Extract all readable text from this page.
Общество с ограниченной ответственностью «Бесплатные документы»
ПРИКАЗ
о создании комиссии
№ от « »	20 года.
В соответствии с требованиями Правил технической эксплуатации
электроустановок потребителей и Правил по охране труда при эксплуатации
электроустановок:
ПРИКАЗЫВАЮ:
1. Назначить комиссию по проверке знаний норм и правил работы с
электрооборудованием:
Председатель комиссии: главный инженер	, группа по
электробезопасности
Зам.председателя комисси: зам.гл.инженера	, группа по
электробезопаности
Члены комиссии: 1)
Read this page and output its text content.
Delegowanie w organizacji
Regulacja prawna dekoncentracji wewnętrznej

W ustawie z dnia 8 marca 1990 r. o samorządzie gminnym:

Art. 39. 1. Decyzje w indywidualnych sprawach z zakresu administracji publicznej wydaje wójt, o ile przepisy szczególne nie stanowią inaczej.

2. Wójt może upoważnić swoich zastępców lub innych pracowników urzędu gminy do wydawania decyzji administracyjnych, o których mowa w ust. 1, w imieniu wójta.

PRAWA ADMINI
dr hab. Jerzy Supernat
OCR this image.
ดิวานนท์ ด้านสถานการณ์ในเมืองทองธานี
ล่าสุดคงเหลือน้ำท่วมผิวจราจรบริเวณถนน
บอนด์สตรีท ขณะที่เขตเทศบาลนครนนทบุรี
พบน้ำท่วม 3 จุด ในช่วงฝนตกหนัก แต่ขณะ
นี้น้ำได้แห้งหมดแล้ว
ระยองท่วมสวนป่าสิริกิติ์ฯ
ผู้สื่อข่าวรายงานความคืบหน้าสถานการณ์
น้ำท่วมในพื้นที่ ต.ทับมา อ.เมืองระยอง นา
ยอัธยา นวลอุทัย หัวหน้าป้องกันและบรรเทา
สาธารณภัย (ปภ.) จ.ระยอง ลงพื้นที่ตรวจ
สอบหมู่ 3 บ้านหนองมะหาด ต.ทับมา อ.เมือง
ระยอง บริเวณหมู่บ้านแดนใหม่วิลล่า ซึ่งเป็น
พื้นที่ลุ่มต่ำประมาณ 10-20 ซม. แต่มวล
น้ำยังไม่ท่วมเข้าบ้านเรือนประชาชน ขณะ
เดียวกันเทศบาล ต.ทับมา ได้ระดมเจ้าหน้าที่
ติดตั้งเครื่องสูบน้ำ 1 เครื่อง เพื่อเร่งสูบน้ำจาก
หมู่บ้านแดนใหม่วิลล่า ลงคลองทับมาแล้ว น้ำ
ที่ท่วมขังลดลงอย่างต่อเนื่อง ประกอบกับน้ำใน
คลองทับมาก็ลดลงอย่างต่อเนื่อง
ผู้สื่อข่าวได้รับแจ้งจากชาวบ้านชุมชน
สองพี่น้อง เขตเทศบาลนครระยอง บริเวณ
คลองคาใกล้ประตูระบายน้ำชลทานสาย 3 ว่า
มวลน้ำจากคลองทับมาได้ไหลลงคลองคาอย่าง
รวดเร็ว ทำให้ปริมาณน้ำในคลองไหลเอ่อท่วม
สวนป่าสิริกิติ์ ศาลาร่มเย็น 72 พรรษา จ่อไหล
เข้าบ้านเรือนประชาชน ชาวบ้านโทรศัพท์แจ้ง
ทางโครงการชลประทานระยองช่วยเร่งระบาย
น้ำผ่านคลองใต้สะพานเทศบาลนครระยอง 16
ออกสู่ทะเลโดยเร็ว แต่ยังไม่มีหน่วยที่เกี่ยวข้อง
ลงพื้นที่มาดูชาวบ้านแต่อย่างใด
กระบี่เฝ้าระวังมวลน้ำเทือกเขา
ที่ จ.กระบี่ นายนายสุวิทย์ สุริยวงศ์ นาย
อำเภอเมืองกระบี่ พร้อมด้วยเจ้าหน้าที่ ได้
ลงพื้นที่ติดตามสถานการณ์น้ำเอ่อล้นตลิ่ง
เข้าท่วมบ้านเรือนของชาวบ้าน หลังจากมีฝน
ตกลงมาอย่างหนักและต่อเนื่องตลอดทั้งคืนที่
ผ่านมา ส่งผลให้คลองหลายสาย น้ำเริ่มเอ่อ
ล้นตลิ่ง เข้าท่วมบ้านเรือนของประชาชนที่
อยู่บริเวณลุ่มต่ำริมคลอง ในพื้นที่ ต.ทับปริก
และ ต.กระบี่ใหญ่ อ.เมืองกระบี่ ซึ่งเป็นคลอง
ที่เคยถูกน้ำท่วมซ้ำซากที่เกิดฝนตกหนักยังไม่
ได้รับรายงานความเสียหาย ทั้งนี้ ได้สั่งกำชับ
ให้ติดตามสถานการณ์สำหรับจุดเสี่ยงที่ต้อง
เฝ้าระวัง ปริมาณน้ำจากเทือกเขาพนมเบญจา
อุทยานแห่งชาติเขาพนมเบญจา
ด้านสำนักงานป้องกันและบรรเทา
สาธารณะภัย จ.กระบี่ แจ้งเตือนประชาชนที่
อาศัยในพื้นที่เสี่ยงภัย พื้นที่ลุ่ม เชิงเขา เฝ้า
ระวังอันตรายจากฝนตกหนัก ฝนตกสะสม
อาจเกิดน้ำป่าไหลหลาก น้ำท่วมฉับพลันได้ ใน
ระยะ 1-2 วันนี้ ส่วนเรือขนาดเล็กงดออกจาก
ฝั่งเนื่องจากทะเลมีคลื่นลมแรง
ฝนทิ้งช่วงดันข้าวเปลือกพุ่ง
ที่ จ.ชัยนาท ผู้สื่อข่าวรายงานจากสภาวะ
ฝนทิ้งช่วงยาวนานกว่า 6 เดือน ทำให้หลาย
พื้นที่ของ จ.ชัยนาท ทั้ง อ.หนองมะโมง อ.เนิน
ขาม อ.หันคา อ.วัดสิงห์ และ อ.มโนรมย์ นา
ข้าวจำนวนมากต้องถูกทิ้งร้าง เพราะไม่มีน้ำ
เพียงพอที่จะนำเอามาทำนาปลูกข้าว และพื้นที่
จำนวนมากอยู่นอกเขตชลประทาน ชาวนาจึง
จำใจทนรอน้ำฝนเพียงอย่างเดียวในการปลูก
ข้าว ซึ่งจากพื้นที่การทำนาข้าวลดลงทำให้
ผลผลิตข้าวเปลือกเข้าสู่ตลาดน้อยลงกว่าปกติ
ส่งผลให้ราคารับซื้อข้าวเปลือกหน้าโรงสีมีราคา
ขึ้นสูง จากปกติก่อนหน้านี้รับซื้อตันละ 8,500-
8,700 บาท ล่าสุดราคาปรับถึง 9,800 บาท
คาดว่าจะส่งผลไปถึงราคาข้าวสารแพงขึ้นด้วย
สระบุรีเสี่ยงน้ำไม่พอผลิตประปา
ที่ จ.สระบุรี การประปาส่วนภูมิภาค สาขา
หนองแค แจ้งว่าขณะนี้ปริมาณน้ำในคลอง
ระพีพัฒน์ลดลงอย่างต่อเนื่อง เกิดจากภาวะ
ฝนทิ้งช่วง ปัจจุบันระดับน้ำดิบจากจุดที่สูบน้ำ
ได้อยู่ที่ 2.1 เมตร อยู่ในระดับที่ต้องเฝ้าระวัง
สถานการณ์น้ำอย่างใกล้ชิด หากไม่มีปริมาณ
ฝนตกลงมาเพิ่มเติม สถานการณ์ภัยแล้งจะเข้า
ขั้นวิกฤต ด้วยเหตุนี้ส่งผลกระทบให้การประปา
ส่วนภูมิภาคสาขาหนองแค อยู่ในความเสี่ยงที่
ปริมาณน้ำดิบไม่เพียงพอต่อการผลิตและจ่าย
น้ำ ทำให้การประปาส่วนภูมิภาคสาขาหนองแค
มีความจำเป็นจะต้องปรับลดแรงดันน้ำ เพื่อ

----

EXERCISE GOAL: Write the data back out verbatim.

RESULT BELOW:
Extract all readable text from this page.
Общество с ограниченной ответственностью «Бесплатные документы»
ПРИКАЗ
о создании комиссии
№ от « »	20 года.
В соответствии с требованиями Правил технической эксплуатации
электроустановок потребителей и Правил по охране труда при эксплуатации
электроустановок:
ПРИКАЗЫВАЮ:
1. Назначить комиссию по проверке знаний норм и правил работы с
электрооборудованием:
Председатель комиссии: главный инженер	, группа по
электробезопасности
Зам.председателя комисси: зам.гл.инженера	, группа по
электробезопаности
Члены комиссии: 1)
Read this page and output its text content.
Delegowanie w organizacji
Regulacja prawna dekoncentracji wewnętrznej

W ustawie z dnia 8 marca 1990 r. o samorządzie gminnym:

Art. 39. 1. Decyzje w indywidualnych sprawach z zakresu administracji publicznej wydaje wójt, o ile przepisy szczególne nie stanowią inaczej.

2. Wójt może upoważnić swoich zastępców lub innych pracowników urzędu gminy do wydawania decyzji administracyjnych, o których mowa w ust. 1, w imieniu wójta.

PRAWA ADMINI
dr hab. Jerzy Supernat
OCR this image.
ดิวานนท์ ด้านสถานการณ์ในเมืองทองธานี
ล่าสุดคงเหลือน้ำท่วมผิวจราจรบริเวณถนน
บอนด์สตรีท ขณะที่เขตเทศบาลนครนนทบุรี
พบน้ำท่วม 3 จุด ในช่วงฝนตกหนัก แต่ขณะ
นี้น้ำได้แห้งหมดแล้ว
ระยองท่วมสวนป่าสิริกิติ์ฯ
ผู้สื่อข่าวรายงานความคืบหน้าสถานการณ์
น้ำท่วมในพื้นที่ ต.ทับมา อ.เมืองระยอง นา
ยอัธยา นวลอุทัย หัวหน้าป้องกันและบรรเทา
สาธารณภัย (ปภ.) จ.ระยอง ลงพื้นที่ตรวจ
สอบหมู่ 3 บ้านหนองมะหาด ต.ทับมา อ.เมือง
ระยอง บริเวณหมู่บ้านแดนใหม่วิลล่า ซึ่งเป็น
พื้นที่ลุ่มต่ำประมาณ 10-20 ซม. แต่มวล
น้ำยังไม่ท่วมเข้าบ้านเรือนประชาชน ขณะ
เดียวกันเทศบาล ต.ทับมา ได้ระดมเจ้าหน้าที่
ติดตั้งเครื่องสูบน้ำ 1 เครื่อง เพื่อเร่งสูบน้ำจาก
หมู่บ้านแดนใหม่วิลล่า ลงคลองทับมาแล้ว น้ำ
ที่ท่วมขังลดลงอย่างต่อเนื่อง ประกอบกับน้ำใน
คลองทับมาก็ลดลงอย่างต่อเนื่อง
ผู้สื่อข่าวได้รับแจ้งจากชาวบ้านชุมชน
สองพี่น้อง เขตเทศบาลนครระยอง บริเวณ
คลองคาใกล้ประตูระบายน้ำชลทานสาย 3 ว่า
มวลน้ำจากคลองทับมาได้ไหลลงคลองคาอย่าง
รวดเร็ว ทำให้ปริมาณน้ำในคลองไหลเอ่อท่วม
สวนป่าสิริกิติ์ ศาลาร่มเย็น 72 พรรษา จ่อไหล
เข้าบ้านเรือนประชาชน ชาวบ้านโทรศัพท์แจ้ง
ทางโครงการชลประทานระยองช่วยเร่งระบาย
น้ำผ่านคลองใต้สะพานเทศบาลนครระยอง 16
ออกสู่ทะเลโดยเร็ว แต่ยังไม่มีหน่วยที่เกี่ยวข้อง
ลงพื้นที่มาดูชาวบ้านแต่อย่างใด
กระบี่เฝ้าระวังมวลน้ำเทือกเขา
ที่ จ.กระบี่ นายนายสุวิทย์ สุริยวงศ์ นาย
อำเภอเมืองกระบี่ พร้อมด้วยเจ้าหน้าที่ ได้
ลงพื้นที่ติดตามสถานการณ์น้ำเอ่อล้นตลิ่ง
เข้าท่วมบ้านเรือนของชาวบ้าน หลังจากมีฝน
ตกลงมาอย่างหนักและต่อเนื่องตลอดทั้งคืนที่
ผ่านมา ส่งผลให้คลองหลายสาย น้ำเริ่มเอ่อ
ล้นตลิ่ง เข้าท่วมบ้านเรือนของประชาชนที่
อยู่บริเวณลุ่มต่ำริมคลอง ในพื้นที่ ต.ทับปริก
และ ต.กระบี่ใหญ่ อ.เมืองกระบี่ ซึ่งเป็นคลอง
ที่เคยถูกน้ำท่วมซ้ำซากที่เกิดฝนตกหนักยังไม่
ได้รับรายงานความเสียหาย ทั้งนี้ ได้สั่งกำชับ
ให้ติดตามสถานการณ์สำหรับจุดเสี่ยงที่ต้อง
เฝ้าระวัง ปริมาณน้ำจากเทือกเขาพนมเบญจา
อุทยานแห่งชาติเขาพนมเบญจา
ด้านสำนักงานป้องกันและบรรเทา
สาธารณะภัย จ.กระบี่ แจ้งเตือนประชาชนที่
อาศัยในพื้นที่เสี่ยงภัย พื้นที่ลุ่ม เชิงเขา เฝ้า
ระวังอันตรายจากฝนตกหนัก ฝนตกสะสม
อาจเกิดน้ำป่าไหลหลาก น้ำท่วมฉับพลันได้ ใน
ระยะ 1-2 วันนี้ ส่วนเรือขนาดเล็กงดออกจาก
ฝั่งเนื่องจากทะเลมีคลื่นลมแรง
ฝนทิ้งช่วงดันข้าวเปลือกพุ่ง
ที่ จ.ชัยนาท ผู้สื่อข่าวรายงานจากสภาวะ
ฝนทิ้งช่วงยาวนานกว่า 6 เดือน ทำให้หลาย
พื้นที่ของ จ.ชัยนาท ทั้ง อ.หนองมะโมง อ.เนิน
ขาม อ.หันคา อ.วัดสิงห์ และ อ.มโนรมย์ นา
ข้าวจำนวนมากต้องถูกทิ้งร้าง เพราะไม่มีน้ำ
เพียงพอที่จะนำเอามาทำนาปลูกข้าว และพื้นที่
จำนวนมากอยู่นอกเขตชลประทาน ชาวนาจึง
จำใจทนรอน้ำฝนเพียงอย่างเดียวในการปลูก
ข้าว ซึ่งจากพื้นที่การทำนาข้าวลดลงทำให้
ผลผลิตข้าวเปลือกเข้าสู่ตลาดน้อยลงกว่าปกติ
ส่งผลให้ราคารับซื้อข้าวเปลือกหน้าโรงสีมีราคา
ขึ้นสูง จากปกติก่อนหน้านี้รับซื้อตันละ 8,500-
8,700 บาท ล่าสุดราคาปรับถึง 9,800 บาท
คาดว่าจะส่งผลไปถึงราคาข้าวสารแพงขึ้นด้วย
สระบุรีเสี่ยงน้ำไม่พอผลิตประปา
ที่ จ.สระบุรี การประปาส่วนภูมิภาค สาขา
หนองแค แจ้งว่าขณะนี้ปริมาณน้ำในคลอง
ระพีพัฒน์ลดลงอย่างต่อเนื่อง เกิดจากภาวะ
ฝนทิ้งช่วง ปัจจุบันระดับน้ำดิบจากจุดที่สูบน้ำ
ได้อยู่ที่ 2.1 เมตร อยู่ในระดับที่ต้องเฝ้าระวัง
สถานการณ์น้ำอย่างใกล้ชิด หากไม่มีปริมาณ
ฝนตกลงมาเพิ่มเติม สถานการณ์ภัยแล้งจะเข้า
ขั้นวิกฤต ด้วยเหตุนี้ส่งผลกระทบให้การประปา
ส่วนภูมิภาคสาขาหนองแค อยู่ในความเสี่ยงที่
ปริมาณน้ำดิบไม่เพียงพอต่อการผลิตและจ่าย
น้ำ ทำให้การประปาส่วนภูมิภาคสาขาหนองแค
มีความจำเป็นจะต้องปรับลดแรงดันน้ำ เพื่อ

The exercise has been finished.